__Text__:
United States v. American Honda Motor Company

273 F. Supp. 810, 1967 U.S. Dist. LEXIS 11210, 1967 Trade Cas. (CCH) 72,230
CourtDistrict Court, N.D. Illinois
DecidedSeptember 18, 1967
Docket66 Cr 574
StatusPublished
Cited by36 cases

This text of 273 F. Supp. 810 (United States v. American Honda Motor Company) is published on Counsel Stack Legal Research, covering District Court, N.D. Illinois primary law. Counsel Stack provides free access to over 12 million legal documents including statutes, case law, regulations, and constitutions.

Bluebook
United States v. American Honda Motor Company, 273 F. Supp. 810, 1967 U.S. Dist. LEXIS 11210, 1967 Trade Cas. (CCH) 72,230 (N.D. Ill. 1967).

Opinion

MEMORANDUM OPINION

WILL, District Judge.

Defendant American Honda Motor Company, Inc. 1 on November 8, 1966, moved to dismiss the instant indictment, 66 CR 574, returned September 12, 1966. The motion is predicated on the defenses of former jeopardy, and denial of due process, in violation of the Fifth Amendment. These defenses are based upon its plea of nolo contendere on March 20, *812 1966, and payment of a fine of $10,000, imposed June 10, 1966, under an indictment, No. 35909, returned March 15, 1966, in the Southern District of California, charging a conspiracy in the Greater Los Angeles area. The remaining defendants 2 filed a joint motion to dismiss March 3, 1967, urging similar grounds to those of Honda.

__Dataset records__:

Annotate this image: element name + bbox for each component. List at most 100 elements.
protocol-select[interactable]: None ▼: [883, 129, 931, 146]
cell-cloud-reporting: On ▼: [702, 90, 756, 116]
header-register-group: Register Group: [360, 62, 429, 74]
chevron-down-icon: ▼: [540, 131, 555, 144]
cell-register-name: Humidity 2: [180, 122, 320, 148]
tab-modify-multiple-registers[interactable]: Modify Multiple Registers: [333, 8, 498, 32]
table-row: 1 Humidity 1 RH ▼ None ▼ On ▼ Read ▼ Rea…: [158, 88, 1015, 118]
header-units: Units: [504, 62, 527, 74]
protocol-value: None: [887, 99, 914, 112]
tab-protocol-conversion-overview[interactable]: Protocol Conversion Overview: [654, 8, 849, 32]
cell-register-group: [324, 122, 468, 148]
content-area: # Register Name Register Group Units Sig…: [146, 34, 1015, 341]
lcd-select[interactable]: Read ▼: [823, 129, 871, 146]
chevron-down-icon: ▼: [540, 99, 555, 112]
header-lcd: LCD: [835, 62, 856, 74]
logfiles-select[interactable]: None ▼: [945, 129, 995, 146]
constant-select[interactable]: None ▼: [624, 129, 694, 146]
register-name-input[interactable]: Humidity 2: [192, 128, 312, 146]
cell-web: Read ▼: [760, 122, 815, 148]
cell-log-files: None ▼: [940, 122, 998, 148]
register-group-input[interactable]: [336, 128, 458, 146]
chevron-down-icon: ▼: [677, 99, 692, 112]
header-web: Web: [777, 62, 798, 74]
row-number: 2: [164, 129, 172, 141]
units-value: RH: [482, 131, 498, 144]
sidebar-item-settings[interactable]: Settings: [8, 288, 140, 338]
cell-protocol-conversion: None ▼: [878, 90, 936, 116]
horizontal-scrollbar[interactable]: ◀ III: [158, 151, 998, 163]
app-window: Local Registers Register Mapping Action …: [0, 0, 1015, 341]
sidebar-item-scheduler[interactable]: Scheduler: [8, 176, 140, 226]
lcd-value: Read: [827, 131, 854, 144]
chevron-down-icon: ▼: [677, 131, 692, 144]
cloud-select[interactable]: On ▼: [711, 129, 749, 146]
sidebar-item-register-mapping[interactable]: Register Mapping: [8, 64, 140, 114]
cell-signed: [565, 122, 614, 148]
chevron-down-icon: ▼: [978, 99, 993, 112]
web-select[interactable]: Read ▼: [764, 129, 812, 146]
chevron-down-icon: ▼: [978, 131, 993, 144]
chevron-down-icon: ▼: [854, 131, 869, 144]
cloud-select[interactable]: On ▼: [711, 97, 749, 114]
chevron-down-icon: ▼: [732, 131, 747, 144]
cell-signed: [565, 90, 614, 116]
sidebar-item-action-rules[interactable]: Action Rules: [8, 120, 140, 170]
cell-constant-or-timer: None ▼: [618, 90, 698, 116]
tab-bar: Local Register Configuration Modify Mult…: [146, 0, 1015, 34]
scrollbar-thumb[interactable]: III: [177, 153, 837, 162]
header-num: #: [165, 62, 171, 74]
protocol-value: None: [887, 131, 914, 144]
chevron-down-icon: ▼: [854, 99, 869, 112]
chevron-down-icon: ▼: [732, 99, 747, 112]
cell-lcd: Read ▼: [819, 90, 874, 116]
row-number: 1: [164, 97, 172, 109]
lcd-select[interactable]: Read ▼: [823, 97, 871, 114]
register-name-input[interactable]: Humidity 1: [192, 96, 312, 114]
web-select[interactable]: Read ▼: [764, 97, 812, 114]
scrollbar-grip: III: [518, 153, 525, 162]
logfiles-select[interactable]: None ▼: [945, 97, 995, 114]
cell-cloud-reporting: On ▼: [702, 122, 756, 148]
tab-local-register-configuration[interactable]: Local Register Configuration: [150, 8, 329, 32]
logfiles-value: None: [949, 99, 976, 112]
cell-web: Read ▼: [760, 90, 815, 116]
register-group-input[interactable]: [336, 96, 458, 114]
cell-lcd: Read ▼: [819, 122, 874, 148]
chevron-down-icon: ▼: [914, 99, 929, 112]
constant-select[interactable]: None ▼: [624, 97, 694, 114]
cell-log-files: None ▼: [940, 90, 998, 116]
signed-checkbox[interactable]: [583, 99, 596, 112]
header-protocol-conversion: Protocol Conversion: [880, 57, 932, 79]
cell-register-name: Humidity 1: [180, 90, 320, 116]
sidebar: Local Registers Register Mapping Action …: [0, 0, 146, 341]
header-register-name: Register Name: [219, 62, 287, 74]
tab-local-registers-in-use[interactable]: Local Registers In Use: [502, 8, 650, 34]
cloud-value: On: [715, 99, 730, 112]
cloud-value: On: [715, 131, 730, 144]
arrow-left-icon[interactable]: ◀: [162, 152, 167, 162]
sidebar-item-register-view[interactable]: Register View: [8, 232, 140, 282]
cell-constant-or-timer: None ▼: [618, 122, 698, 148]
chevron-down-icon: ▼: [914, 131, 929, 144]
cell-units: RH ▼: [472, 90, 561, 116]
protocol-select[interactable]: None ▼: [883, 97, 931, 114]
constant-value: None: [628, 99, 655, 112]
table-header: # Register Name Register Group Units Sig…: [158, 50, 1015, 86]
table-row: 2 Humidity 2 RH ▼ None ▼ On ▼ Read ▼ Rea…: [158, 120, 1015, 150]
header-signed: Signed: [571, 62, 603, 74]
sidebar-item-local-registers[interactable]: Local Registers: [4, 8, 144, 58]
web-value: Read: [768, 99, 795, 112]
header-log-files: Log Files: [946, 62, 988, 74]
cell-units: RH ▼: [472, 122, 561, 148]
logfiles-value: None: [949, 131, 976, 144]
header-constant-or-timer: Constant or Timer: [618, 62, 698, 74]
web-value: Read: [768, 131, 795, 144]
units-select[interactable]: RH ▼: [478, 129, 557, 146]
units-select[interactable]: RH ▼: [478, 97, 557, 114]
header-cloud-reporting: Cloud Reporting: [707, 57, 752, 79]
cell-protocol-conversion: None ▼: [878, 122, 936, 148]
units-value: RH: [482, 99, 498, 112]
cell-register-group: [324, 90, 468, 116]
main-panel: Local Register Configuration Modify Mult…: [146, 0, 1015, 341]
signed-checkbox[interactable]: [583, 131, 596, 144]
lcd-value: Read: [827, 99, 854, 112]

__Exercise requirements__:
A. Echo the court opinion, starting at "This text of" and ending at "(N.D. Ill. 1967).".
B. According to the court opinion, what fine was imposed on American Honda Motor Company, and on what date?
C. Summarize the court opinion in two sentences.

__Outputs in order__:
A.
This text of 273 F. Supp. 810 (United States v. American Honda Motor Company) is published on Counsel Stack Legal Research, covering District Court, N.D. Illinois primary law. Counsel Stack provides free access to over 12 million legal documents including statutes, case law, regulations, and constitutions.

Bluebook
United States v. American Honda Motor Company, 273 F. Supp. 810, 1967 U.S. Dist. LEXIS 11210, 1967 Trade Cas. (CCH) 72,230 (N.D. Ill. 1967).

B. A fine of $10,000, imposed June 10, 1966.

C. American Honda Motor Company moved on November 8, 1966, to dismiss indictment 66 CR 574 on the grounds of former jeopardy and denial of due process under the Fifth Amendment. It based those defenses on its nolo contendere plea and $10,000 fine under an earlier Southern District of California indictment charging a conspiracy in the Greater Los Angeles area, and the remaining defendants filed a joint motion to dismiss on similar grounds on March 3, 1967.